Read through the entries below and return each line with the word "text".

-- start --

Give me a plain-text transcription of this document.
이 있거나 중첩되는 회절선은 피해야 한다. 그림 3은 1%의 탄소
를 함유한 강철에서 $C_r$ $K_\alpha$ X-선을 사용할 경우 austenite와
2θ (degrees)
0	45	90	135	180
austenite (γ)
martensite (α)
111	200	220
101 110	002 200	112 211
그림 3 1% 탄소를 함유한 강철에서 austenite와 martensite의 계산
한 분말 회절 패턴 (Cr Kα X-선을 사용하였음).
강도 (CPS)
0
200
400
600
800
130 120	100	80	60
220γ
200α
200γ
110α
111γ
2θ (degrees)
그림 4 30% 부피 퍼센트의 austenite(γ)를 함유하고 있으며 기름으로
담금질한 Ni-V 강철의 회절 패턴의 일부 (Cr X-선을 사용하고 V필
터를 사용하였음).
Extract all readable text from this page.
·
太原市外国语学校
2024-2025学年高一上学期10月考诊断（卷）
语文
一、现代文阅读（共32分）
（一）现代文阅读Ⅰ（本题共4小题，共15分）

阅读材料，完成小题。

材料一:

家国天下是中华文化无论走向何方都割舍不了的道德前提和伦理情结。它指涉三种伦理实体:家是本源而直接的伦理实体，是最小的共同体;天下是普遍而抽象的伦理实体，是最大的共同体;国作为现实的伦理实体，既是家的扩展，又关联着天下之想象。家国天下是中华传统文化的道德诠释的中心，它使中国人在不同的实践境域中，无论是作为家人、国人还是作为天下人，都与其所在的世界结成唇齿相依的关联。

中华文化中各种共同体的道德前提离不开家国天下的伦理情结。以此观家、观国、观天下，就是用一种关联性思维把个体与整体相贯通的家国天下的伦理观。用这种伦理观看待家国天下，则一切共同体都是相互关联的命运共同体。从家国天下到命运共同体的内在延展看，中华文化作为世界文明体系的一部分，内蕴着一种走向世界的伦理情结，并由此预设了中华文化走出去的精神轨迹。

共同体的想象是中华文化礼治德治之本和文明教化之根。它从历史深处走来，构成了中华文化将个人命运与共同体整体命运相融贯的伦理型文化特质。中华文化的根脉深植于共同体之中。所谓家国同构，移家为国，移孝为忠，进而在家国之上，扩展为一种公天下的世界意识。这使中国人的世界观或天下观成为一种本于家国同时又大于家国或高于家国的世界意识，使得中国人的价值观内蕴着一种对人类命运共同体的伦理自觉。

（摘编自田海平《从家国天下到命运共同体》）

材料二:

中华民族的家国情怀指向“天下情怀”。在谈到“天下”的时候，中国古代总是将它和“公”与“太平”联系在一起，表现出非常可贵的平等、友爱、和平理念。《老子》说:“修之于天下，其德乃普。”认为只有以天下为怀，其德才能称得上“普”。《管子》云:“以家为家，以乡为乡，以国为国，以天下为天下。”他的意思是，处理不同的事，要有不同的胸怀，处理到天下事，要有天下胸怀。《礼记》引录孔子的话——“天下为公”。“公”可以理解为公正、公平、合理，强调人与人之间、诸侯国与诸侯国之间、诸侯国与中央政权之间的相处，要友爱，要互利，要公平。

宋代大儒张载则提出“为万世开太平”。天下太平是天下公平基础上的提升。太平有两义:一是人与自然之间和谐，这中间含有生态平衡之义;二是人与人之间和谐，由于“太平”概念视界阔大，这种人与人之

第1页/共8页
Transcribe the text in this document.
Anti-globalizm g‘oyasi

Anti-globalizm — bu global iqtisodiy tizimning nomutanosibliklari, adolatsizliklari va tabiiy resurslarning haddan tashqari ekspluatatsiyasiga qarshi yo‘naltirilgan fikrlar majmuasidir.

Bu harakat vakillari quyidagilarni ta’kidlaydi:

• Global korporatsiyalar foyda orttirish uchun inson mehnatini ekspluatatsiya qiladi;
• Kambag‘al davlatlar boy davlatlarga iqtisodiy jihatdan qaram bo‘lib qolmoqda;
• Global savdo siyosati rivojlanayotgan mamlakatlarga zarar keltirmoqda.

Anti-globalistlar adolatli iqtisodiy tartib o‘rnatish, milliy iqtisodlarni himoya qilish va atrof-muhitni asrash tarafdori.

-- end --

Finished exercise ▸
Give me a plain-text transcription of this document.
Extract all readable text from this page.
Transcribe the text in this document.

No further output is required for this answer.